(Collected data)
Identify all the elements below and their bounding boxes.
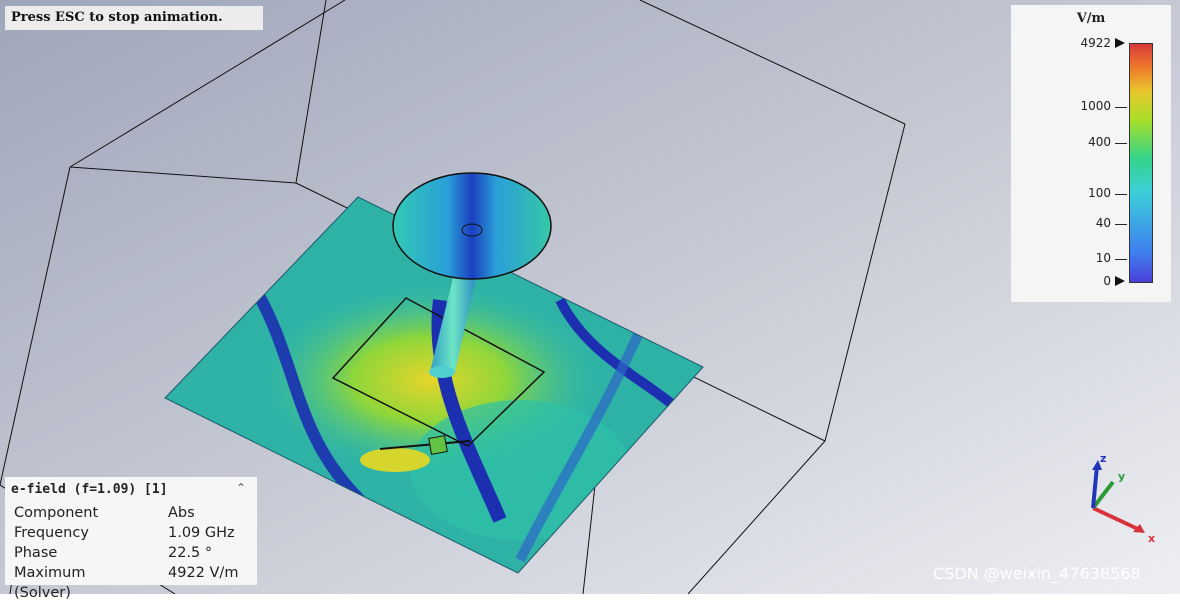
- legend-min-arrow-icon[interactable]: [1115, 276, 1125, 286]
- legend-unit: V/m: [1076, 11, 1106, 26]
- legend-color-bar: [1129, 43, 1153, 283]
- legend-tick: 400: [1088, 135, 1111, 149]
- field-info-title: e-field (f=1.09) [1]: [11, 482, 168, 497]
- info-key: Frequency: [14, 525, 89, 541]
- z-axis-label: z: [1100, 452, 1106, 465]
- color-legend: V/m 4922 1000 400 100 40 10 0: [1011, 5, 1171, 302]
- legend-tick-mark: [1115, 259, 1127, 260]
- info-value: 4922 V/m: [168, 565, 239, 581]
- field-info-panel: e-field (f=1.09) [1] ⌃ Component Abs Fre…: [5, 477, 257, 601]
- info-key: Phase: [14, 545, 58, 561]
- legend-tick: 100: [1088, 186, 1111, 200]
- legend-tick: 0: [1103, 274, 1111, 288]
- esc-banner: Press ESC to stop animation.: [5, 6, 263, 30]
- legend-tick-mark: [1115, 194, 1127, 195]
- chevron-up-icon[interactable]: ⌃: [236, 481, 246, 495]
- info-value: Abs: [168, 505, 195, 521]
- legend-tick-mark: [1115, 107, 1127, 108]
- legend-tick: 1000: [1080, 99, 1111, 113]
- legend-tick: 40: [1095, 216, 1111, 230]
- info-key: Component: [14, 505, 99, 521]
- watermark: CSDN @weixin_47638568: [933, 564, 1141, 583]
- legend-max-arrow-icon[interactable]: [1115, 38, 1125, 48]
- info-value: 1.09 GHz: [168, 525, 235, 541]
- top-disk: [392, 172, 552, 280]
- legend-tick-mark: [1115, 224, 1127, 225]
- y-axis-label: y: [1118, 470, 1125, 483]
- legend-tick-mark: [1115, 143, 1127, 144]
- 3d-viewport[interactable]: x y z Press ESC to stop animation. V/m 4…: [0, 0, 1180, 601]
- info-key: Maximum (Solver): [14, 565, 86, 601]
- info-value: 22.5 °: [168, 545, 213, 561]
- legend-tick: 10: [1095, 251, 1111, 265]
- legend-tick: 4922: [1080, 36, 1111, 50]
- x-axis-label: x: [1148, 532, 1155, 545]
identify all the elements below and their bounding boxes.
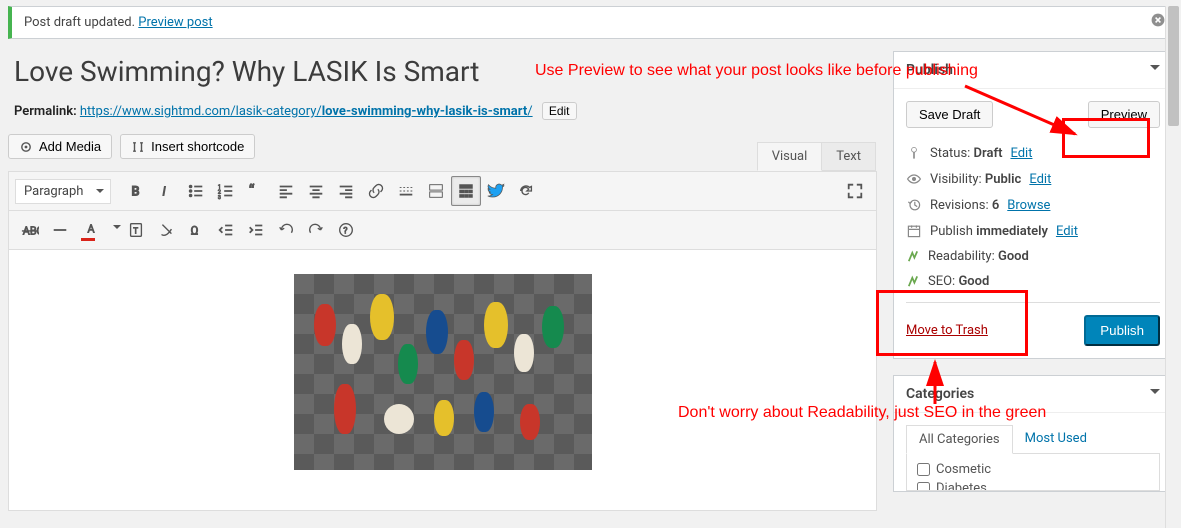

REQUIREMENTS ▸ Format the lines above as a JSON list of strings, one string per line, with blank lines left out. Leave the pictures out of your answer.

WRITTEN REPLY ▸
[
  "Identify all the elements below and their bounding boxes.",
  "- legend-min-arrow-icon[interactable]: [1115, 276, 1125, 286]",
  "- legend-unit: V/m: [1076, 11, 1106, 26]",
  "- legend-color-bar: [1129, 43, 1153, 283]",
  "- legend-tick: 400: [1088, 135, 1111, 149]",
  "- field-info-title: e-field (f=1.09) [1]: [11, 482, 168, 497]",
  "- info-key: Frequency: [14, 525, 89, 541]",
  "- z-axis-label: z: [1100, 452, 1106, 465]",
  "- color-legend: V/m 4922 1000 400 100 40 10 0: [1011, 5, 1171, 302]",
  "- legend-tick-mark: [1115, 259, 1127, 260]",
  "- info-value: 4922 V/m: [168, 565, 239, 581]",
  "- field-info-panel: e-field (f=1.09) [1] ⌃ Component Abs Fre…: [5, 477, 257, 601]",
  "- info-key: Phase: [14, 545, 58, 561]",
  "- legend-tick: 100: [1088, 186, 1111, 200]",
  "- legend-tick: 0: [1103, 274, 1111, 288]",
  "- esc-banner: Press ESC to stop animation.: [5, 6, 263, 30]",
  "- legend-tick-mark: [1115, 194, 1127, 195]",
  "- chevron-up-icon[interactable]: ⌃: [236, 481, 246, 495]",
  "- info-value: Abs: [168, 505, 195, 521]",
  "- legend-tick-mark: [1115, 107, 1127, 108]",
  "- legend-tick: 1000: [1080, 99, 1111, 113]",
  "- legend-tick: 40: [1095, 216, 1111, 230]",
  "- info-key: Component: [14, 505, 99, 521]",
  "- watermark: CSDN @weixin_47638568: [933, 564, 1141, 583]",
  "- legend-max-arrow-icon[interactable]: [1115, 38, 1125, 48]",
  "- info-value: 1.09 GHz: [168, 525, 235, 541]",
  "- top-disk: [392, 172, 552, 280]",
  "- legend-tick-mark: [1115, 224, 1127, 225]",
  "- y-axis-label: y: [1118, 470, 1125, 483]",
  "- legend-tick-mark: [1115, 143, 1127, 144]",
  "- 3d-viewport[interactable]: x y z Press ESC to stop animation. V/m 4…: [0, 0, 1180, 601]",
  "- info-key: Maximum (Solver): [14, 565, 86, 601]",
  "- info-value: 22.5 °: [168, 545, 213, 561]",
  "- legend-tick: 10: [1095, 251, 1111, 265]",
  "- legend-tick: 4922: [1080, 36, 1111, 50]",
  "- x-axis-label: x: [1148, 532, 1155, 545]",
  "identify all the elements below and their bounding boxes."
]